— Extracted data entries —
* * * * * * *
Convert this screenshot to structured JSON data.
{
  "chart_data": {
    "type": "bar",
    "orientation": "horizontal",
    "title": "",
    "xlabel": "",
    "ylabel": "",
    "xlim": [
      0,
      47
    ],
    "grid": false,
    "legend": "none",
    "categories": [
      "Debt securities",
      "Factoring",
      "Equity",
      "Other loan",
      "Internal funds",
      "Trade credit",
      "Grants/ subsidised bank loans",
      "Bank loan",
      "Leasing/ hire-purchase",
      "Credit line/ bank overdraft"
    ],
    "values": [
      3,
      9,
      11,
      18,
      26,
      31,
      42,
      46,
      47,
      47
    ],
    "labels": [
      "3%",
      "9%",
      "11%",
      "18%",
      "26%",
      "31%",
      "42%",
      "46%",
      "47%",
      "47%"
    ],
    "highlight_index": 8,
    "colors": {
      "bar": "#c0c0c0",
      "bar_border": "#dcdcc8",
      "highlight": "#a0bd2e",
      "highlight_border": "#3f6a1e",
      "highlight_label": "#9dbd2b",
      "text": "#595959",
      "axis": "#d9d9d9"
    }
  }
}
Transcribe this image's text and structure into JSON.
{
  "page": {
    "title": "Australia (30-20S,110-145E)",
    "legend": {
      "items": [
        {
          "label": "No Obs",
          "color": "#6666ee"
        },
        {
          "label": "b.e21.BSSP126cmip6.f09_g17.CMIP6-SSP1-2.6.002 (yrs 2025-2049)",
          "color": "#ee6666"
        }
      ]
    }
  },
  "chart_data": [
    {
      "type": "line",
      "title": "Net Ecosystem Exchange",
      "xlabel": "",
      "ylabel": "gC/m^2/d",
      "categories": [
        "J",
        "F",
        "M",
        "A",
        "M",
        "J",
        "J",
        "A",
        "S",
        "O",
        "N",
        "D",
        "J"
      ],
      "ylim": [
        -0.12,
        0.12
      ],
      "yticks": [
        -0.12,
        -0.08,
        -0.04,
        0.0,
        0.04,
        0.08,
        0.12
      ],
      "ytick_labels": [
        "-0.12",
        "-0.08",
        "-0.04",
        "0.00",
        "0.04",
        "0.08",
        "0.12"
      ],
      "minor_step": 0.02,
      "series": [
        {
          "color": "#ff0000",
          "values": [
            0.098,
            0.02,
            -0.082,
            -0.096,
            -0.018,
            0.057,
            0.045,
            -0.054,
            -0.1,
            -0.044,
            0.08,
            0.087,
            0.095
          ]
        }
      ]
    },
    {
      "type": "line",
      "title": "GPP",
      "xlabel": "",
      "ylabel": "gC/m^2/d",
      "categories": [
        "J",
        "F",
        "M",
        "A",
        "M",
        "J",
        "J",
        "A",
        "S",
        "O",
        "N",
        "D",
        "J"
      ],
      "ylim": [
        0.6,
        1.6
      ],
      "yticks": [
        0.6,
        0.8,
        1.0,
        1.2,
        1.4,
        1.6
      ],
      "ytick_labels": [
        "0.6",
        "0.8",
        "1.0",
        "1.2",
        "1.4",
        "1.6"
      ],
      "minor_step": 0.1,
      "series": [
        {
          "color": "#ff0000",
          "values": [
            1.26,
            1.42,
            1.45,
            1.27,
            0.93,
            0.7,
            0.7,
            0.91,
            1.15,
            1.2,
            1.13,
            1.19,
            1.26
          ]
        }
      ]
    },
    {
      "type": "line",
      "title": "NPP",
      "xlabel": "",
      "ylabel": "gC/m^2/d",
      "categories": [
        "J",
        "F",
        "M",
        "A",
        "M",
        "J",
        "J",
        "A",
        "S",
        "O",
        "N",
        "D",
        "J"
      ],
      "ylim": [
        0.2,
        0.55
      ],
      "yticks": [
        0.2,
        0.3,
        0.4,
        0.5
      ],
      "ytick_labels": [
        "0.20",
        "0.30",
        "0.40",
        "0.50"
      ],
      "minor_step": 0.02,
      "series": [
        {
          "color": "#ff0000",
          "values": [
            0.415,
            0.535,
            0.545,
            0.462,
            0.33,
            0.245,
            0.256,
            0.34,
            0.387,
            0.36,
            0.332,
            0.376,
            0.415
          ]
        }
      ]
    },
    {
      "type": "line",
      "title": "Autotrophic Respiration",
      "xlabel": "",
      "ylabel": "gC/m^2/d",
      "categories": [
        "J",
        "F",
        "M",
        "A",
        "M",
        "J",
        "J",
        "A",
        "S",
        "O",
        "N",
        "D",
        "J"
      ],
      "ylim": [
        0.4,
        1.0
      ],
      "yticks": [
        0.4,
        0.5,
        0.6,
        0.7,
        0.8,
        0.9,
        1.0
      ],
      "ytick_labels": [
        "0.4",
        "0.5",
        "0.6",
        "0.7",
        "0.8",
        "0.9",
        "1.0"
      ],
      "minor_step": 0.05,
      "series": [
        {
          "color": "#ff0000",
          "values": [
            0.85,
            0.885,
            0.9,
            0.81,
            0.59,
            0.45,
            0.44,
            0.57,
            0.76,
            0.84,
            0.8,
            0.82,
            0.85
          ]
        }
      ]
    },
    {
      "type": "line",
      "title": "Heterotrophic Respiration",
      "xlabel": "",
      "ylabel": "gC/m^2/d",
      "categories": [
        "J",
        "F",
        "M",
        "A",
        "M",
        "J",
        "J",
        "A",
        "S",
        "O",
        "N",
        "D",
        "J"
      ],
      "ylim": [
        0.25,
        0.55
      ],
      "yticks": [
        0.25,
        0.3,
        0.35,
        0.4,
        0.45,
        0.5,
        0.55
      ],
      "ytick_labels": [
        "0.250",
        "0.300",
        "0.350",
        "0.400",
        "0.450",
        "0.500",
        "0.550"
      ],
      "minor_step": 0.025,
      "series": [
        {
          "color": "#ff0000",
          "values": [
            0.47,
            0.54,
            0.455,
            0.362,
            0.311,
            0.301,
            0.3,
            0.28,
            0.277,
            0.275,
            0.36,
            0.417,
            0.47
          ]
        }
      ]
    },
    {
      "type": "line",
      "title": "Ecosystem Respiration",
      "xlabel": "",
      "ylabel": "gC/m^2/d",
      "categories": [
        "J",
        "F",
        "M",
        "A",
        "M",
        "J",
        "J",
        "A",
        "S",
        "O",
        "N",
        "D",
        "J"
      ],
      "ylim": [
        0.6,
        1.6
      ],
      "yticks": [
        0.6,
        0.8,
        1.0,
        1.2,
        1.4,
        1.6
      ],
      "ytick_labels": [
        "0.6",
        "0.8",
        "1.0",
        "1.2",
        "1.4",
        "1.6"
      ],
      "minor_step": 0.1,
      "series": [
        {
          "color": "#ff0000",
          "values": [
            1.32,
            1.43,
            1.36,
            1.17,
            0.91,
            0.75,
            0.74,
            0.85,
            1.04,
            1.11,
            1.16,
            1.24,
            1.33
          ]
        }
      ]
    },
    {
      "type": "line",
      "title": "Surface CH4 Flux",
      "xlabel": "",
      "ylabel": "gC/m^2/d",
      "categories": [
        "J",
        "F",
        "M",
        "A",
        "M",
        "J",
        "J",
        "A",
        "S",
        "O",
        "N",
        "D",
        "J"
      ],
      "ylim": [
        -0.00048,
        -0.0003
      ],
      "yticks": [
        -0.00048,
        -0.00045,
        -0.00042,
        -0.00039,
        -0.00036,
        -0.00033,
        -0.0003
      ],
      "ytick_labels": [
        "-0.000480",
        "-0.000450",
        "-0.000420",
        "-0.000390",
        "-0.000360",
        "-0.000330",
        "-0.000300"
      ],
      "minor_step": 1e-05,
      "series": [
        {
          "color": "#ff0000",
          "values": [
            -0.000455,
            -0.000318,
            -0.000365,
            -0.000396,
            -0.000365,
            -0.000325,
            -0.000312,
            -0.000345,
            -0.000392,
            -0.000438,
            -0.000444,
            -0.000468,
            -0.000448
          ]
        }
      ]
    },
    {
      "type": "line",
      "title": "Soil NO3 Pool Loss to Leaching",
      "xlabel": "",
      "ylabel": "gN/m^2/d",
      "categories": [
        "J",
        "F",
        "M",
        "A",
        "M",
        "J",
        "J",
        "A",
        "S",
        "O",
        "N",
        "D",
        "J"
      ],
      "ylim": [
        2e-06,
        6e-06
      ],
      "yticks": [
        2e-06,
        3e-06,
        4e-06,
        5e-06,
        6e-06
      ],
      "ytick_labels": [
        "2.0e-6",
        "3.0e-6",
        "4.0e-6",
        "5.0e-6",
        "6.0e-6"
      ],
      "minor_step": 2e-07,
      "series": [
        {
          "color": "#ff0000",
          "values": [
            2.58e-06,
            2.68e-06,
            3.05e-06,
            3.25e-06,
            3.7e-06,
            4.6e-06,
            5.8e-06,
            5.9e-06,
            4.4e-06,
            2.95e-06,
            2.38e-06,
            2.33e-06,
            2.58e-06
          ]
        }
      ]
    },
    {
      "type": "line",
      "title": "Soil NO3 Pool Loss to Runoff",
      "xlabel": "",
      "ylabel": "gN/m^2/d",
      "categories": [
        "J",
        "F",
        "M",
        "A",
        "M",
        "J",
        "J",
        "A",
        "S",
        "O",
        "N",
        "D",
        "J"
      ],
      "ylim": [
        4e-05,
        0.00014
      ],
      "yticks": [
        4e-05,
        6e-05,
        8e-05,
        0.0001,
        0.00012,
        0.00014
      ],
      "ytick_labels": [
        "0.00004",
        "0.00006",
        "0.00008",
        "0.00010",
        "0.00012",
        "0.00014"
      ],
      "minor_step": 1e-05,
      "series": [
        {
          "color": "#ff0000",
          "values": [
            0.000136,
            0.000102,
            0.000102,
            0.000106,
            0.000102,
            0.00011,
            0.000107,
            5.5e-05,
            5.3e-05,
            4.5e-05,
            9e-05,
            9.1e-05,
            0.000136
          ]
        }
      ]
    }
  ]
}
* * * * * * *
— WRITTEN TASK —
Work through the listing above and report how many lines include the string "title", with no other text.

— SOLUTION —
11